§ **SUPPLIED INFORMATION**:
^^^^^^^^^^^^^^^^
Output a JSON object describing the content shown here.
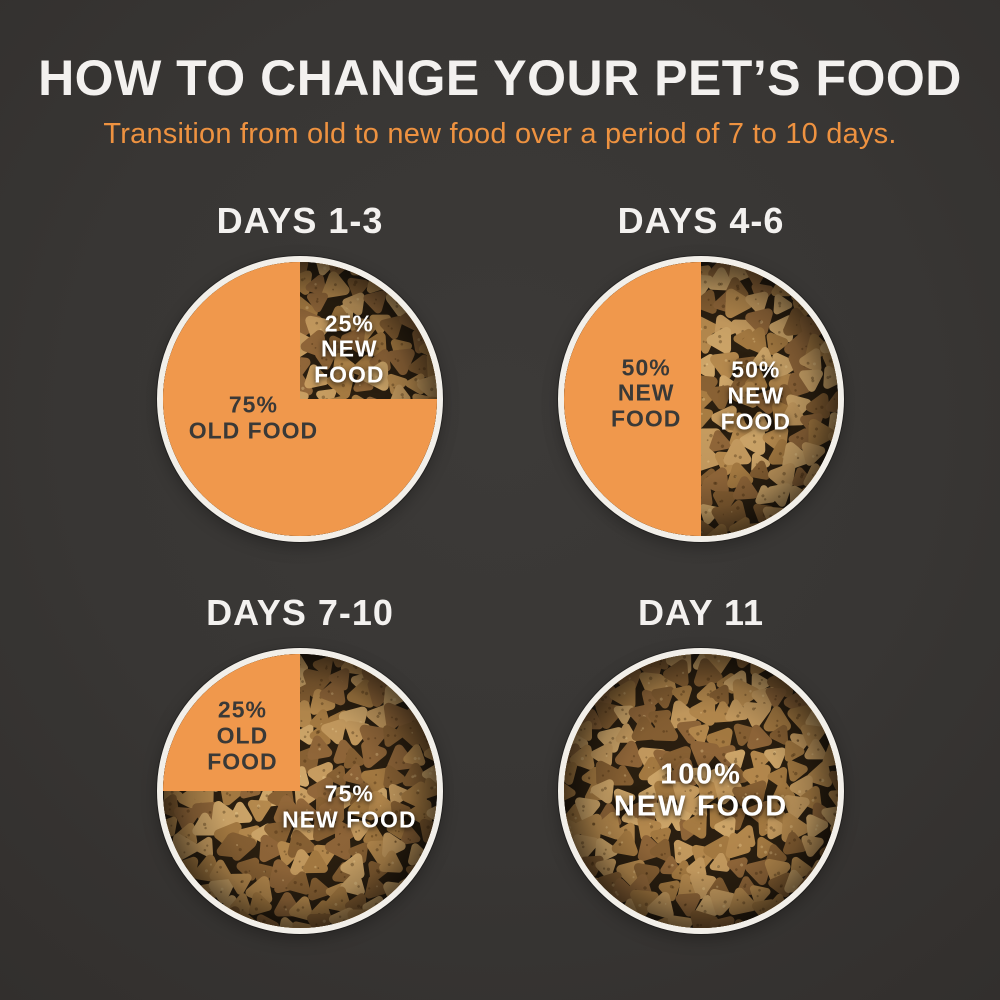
{
  "header": {
    "title": "HOW TO CHANGE YOUR PET’S FOOD",
    "subtitle": "Transition from old to new food over a period of 7 to 10 days."
  },
  "panels": [
    {
      "heading": "DAYS 1-3",
      "labels": [
        {
          "style": "dark",
          "lines": [
            "75%",
            "OLD FOOD"
          ]
        },
        {
          "style": "light",
          "lines": [
            "25%",
            "NEW",
            "FOOD"
          ]
        }
      ]
    },
    {
      "heading": "DAYS 4-6",
      "labels": [
        {
          "style": "dark",
          "lines": [
            "50%",
            "NEW",
            "FOOD"
          ]
        },
        {
          "style": "light",
          "lines": [
            "50%",
            "NEW",
            "FOOD"
          ]
        }
      ]
    },
    {
      "heading": "DAYS 7-10",
      "labels": [
        {
          "style": "dark",
          "lines": [
            "25%",
            "OLD",
            "FOOD"
          ]
        },
        {
          "style": "light",
          "lines": [
            "75%",
            "NEW FOOD"
          ]
        }
      ]
    },
    {
      "heading": "DAY 11",
      "labels": [
        {
          "style": "light",
          "lines": [
            "100%",
            "NEW FOOD"
          ]
        }
      ]
    }
  ],
  "chart_data": [
    {
      "type": "pie",
      "title": "DAYS 1-3",
      "slices": [
        {
          "label": "75% OLD FOOD",
          "value": 75,
          "fill": "orange-solid"
        },
        {
          "label": "25% NEW FOOD",
          "value": 25,
          "fill": "kibble-photo",
          "position": "top-right-quadrant"
        }
      ]
    },
    {
      "type": "pie",
      "title": "DAYS 4-6",
      "slices": [
        {
          "label": "50% NEW FOOD",
          "value": 50,
          "fill": "orange-solid",
          "position": "left-half"
        },
        {
          "label": "50% NEW FOOD",
          "value": 50,
          "fill": "kibble-photo",
          "position": "right-half"
        }
      ]
    },
    {
      "type": "pie",
      "title": "DAYS 7-10",
      "slices": [
        {
          "label": "25% OLD FOOD",
          "value": 25,
          "fill": "orange-solid",
          "position": "top-left-quadrant"
        },
        {
          "label": "75% NEW FOOD",
          "value": 75,
          "fill": "kibble-photo"
        }
      ]
    },
    {
      "type": "pie",
      "title": "DAY 11",
      "slices": [
        {
          "label": "100% NEW FOOD",
          "value": 100,
          "fill": "kibble-photo"
        }
      ]
    }
  ],
  "colors": {
    "background": "#383634",
    "accent_orange": "#f0984c",
    "subtitle_orange": "#ee9240",
    "title_white": "#f3f1ef",
    "dark_label_text": "#3a3937",
    "bowl_rim_white": "#f2efe9",
    "kibble_gap_dark": "#2b1f10",
    "kibble_shades": [
      "#c99e61",
      "#b98c4f",
      "#a97d43",
      "#93683a",
      "#d2a96b",
      "#8a6234"
    ]
  }
}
^^^^^^^^^^^^^^^^
§ **TASK BRIEF**: Tally up the lines in the records containing the word "right", then give the count and nothing else.

§ **RESPONSE TO THIS EXERCISE**: 2